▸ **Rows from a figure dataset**
____

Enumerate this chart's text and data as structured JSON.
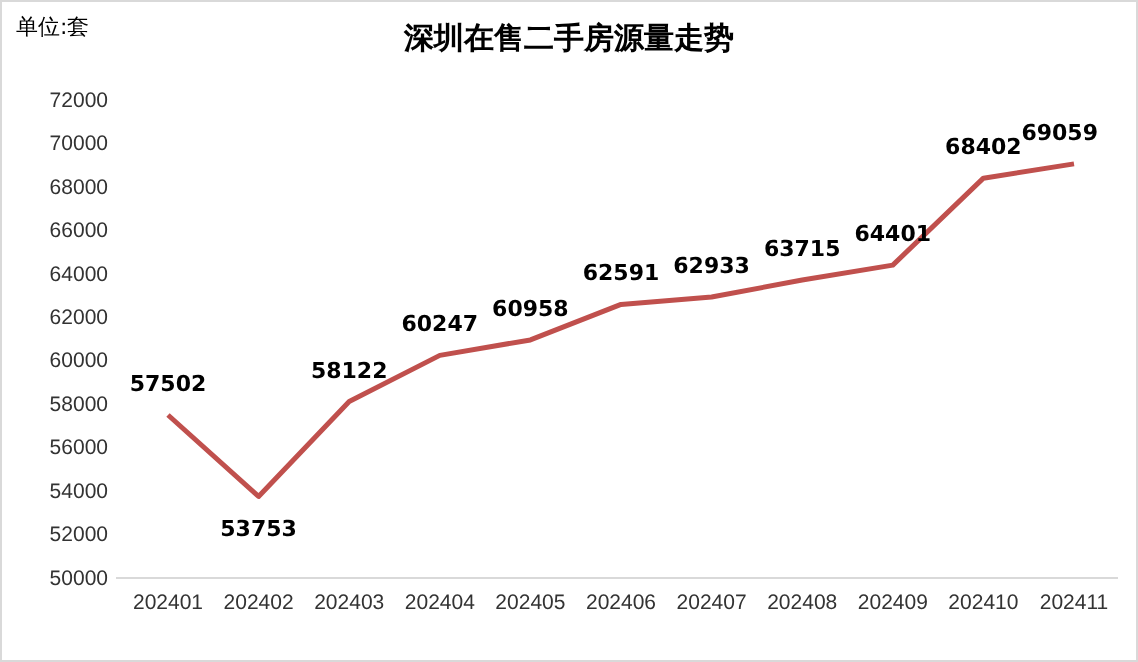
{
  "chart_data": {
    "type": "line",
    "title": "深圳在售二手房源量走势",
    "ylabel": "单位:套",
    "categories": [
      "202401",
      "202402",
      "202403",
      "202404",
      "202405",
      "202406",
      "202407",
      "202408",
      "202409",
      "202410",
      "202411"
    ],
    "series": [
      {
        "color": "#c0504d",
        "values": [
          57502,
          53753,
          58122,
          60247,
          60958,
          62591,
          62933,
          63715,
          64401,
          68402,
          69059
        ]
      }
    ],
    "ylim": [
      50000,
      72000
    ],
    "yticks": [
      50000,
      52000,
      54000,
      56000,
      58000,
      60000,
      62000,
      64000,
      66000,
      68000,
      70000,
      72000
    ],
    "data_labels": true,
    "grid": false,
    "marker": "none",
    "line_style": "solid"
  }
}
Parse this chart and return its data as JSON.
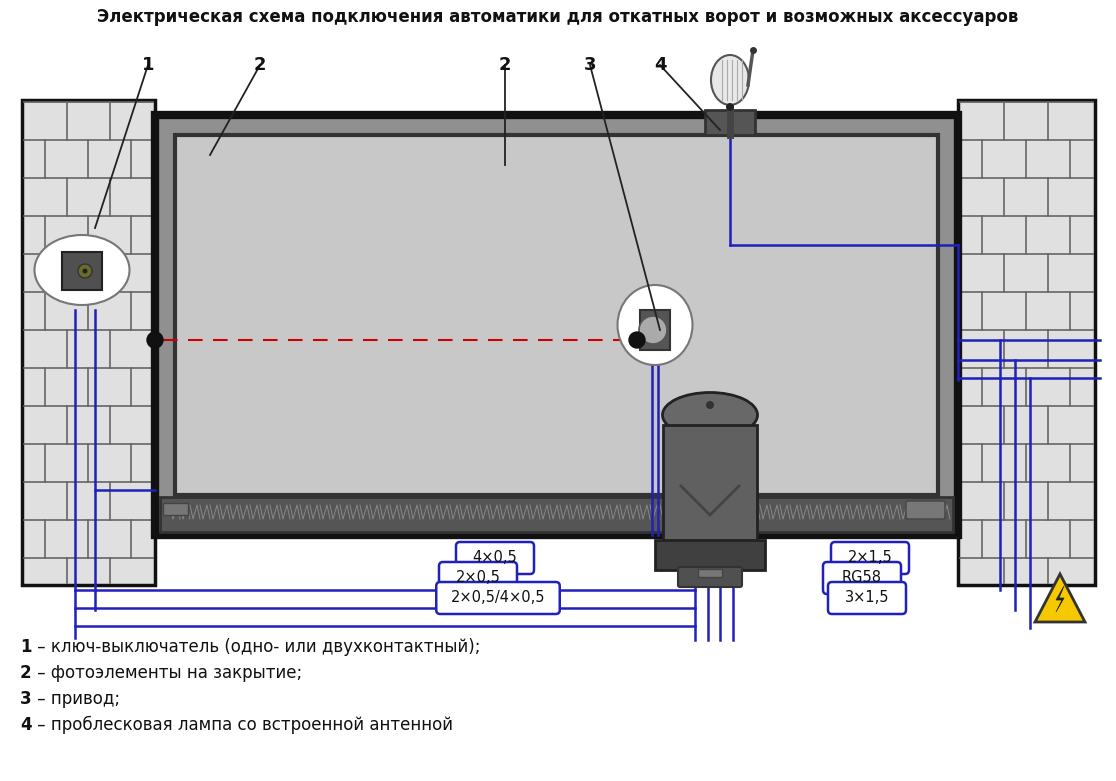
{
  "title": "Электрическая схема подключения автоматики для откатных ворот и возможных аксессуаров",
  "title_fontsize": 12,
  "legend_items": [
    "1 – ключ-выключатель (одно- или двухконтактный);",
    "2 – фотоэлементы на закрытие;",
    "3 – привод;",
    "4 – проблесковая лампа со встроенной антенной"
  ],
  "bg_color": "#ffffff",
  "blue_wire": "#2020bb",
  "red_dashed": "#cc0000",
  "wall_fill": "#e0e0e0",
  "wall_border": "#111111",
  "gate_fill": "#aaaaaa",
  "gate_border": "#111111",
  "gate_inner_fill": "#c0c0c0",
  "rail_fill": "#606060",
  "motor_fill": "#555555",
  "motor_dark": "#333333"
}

____

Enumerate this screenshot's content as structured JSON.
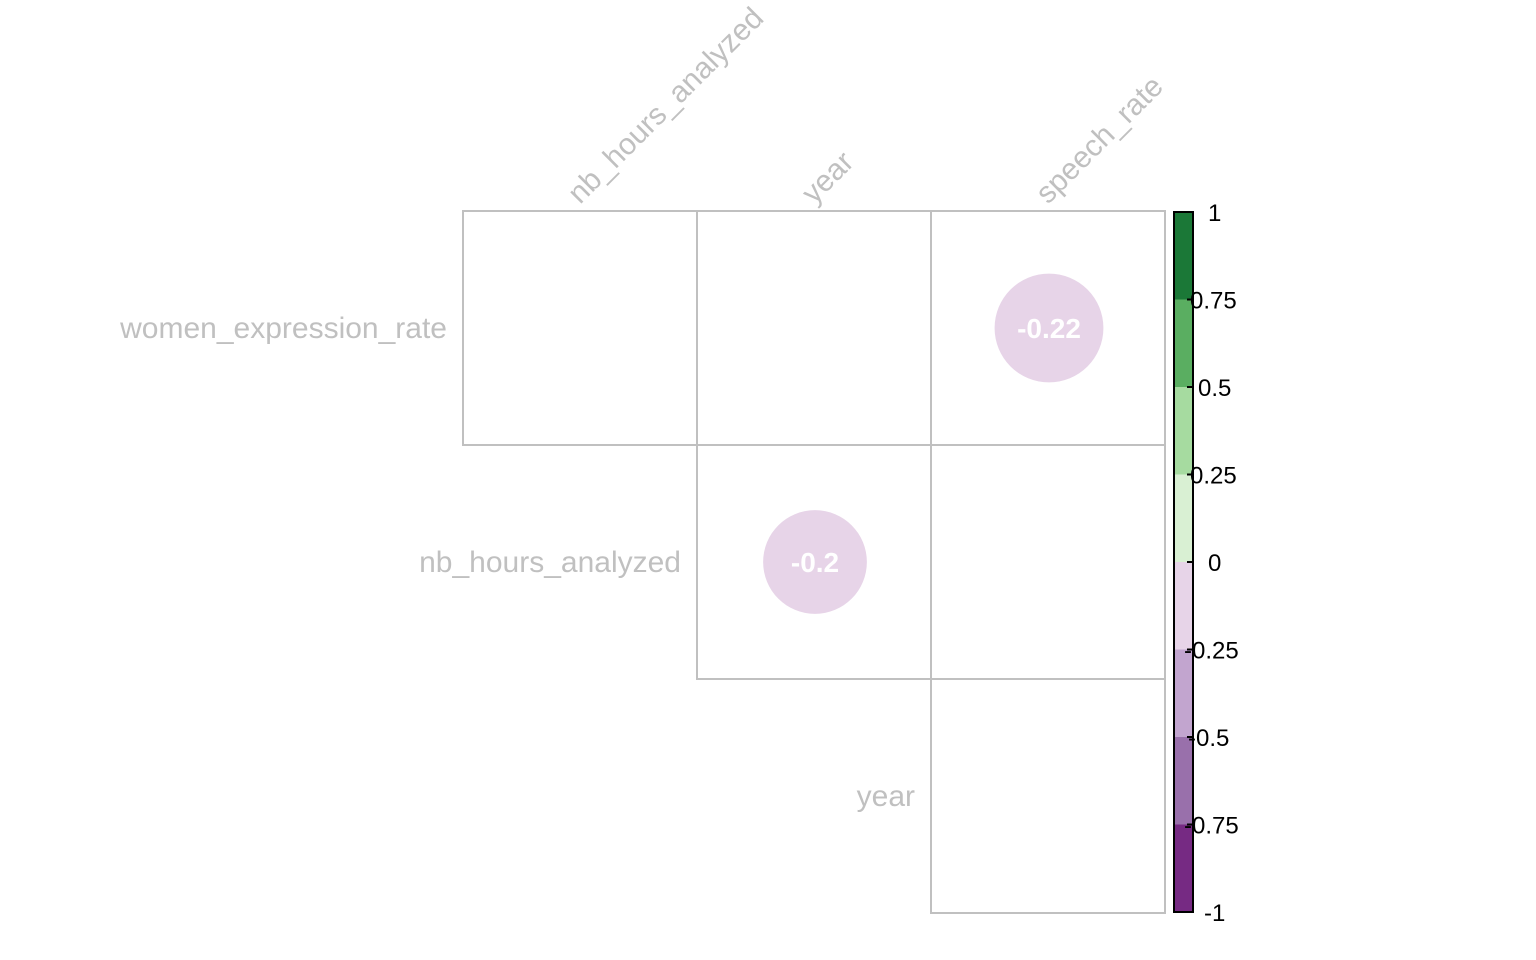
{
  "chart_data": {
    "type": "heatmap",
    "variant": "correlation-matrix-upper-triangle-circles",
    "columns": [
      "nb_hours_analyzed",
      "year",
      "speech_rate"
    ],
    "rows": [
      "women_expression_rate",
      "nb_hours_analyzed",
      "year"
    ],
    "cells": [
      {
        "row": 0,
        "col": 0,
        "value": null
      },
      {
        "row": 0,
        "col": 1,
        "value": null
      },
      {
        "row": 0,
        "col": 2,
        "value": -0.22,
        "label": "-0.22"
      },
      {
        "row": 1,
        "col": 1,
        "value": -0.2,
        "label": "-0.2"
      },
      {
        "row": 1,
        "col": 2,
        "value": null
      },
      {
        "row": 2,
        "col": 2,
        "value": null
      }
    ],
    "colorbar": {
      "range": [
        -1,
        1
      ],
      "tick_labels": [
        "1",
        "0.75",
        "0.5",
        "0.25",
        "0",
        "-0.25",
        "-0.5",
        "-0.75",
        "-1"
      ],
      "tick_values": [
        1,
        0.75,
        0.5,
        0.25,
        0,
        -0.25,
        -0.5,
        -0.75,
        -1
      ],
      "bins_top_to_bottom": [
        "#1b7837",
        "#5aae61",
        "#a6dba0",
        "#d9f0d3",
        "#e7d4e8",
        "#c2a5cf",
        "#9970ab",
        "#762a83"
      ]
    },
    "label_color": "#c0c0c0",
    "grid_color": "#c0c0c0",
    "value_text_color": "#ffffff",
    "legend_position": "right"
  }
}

____

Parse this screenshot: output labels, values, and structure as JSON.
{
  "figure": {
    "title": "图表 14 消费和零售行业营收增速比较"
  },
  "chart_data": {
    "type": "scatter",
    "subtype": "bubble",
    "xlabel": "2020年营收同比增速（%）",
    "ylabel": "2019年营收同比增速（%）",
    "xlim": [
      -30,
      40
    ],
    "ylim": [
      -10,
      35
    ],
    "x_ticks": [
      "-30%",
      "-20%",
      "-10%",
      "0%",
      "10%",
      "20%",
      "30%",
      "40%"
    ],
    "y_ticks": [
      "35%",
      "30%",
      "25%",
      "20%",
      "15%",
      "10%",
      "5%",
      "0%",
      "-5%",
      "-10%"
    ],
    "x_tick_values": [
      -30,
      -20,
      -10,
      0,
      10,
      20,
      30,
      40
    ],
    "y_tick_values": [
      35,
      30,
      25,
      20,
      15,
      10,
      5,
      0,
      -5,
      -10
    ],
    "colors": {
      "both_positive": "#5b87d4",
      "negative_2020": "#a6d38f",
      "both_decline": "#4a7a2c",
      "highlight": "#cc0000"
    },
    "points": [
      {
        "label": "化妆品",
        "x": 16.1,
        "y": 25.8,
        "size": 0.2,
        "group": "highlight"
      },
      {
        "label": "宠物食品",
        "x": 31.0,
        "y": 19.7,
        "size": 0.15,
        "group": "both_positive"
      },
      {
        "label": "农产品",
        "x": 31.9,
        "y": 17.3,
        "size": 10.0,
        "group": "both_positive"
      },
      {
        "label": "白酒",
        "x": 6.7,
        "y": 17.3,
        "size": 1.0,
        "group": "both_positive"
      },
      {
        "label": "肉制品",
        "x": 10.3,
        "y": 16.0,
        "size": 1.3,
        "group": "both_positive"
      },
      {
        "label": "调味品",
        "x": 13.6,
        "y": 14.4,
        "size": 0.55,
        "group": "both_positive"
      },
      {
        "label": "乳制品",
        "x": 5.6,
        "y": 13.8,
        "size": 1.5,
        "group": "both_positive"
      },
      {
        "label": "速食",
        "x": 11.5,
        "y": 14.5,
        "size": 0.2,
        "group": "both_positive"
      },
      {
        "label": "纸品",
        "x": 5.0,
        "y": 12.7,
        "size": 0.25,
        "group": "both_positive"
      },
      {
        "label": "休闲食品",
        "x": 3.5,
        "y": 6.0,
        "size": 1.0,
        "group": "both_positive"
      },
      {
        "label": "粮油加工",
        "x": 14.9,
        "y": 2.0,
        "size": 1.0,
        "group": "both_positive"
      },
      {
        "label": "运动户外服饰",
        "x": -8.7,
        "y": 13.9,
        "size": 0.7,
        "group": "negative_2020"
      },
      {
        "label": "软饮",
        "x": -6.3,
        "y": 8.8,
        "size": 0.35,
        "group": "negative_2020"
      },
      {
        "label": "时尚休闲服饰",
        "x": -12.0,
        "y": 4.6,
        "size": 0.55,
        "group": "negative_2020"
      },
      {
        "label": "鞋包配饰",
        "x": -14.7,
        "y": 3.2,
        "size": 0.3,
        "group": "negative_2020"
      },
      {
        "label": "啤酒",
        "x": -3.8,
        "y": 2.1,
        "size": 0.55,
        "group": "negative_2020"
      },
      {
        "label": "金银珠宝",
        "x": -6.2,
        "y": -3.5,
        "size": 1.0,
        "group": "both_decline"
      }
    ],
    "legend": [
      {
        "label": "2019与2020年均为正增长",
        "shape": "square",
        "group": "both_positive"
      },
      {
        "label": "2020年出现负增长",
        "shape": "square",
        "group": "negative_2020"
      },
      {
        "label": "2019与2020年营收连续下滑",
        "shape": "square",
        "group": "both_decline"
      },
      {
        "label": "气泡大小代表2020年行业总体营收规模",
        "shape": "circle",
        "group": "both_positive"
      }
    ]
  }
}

____

▸ **Task details**
State the number of lines above that hold the string "screenshot", with nothing added.

▸ **Right answer**
2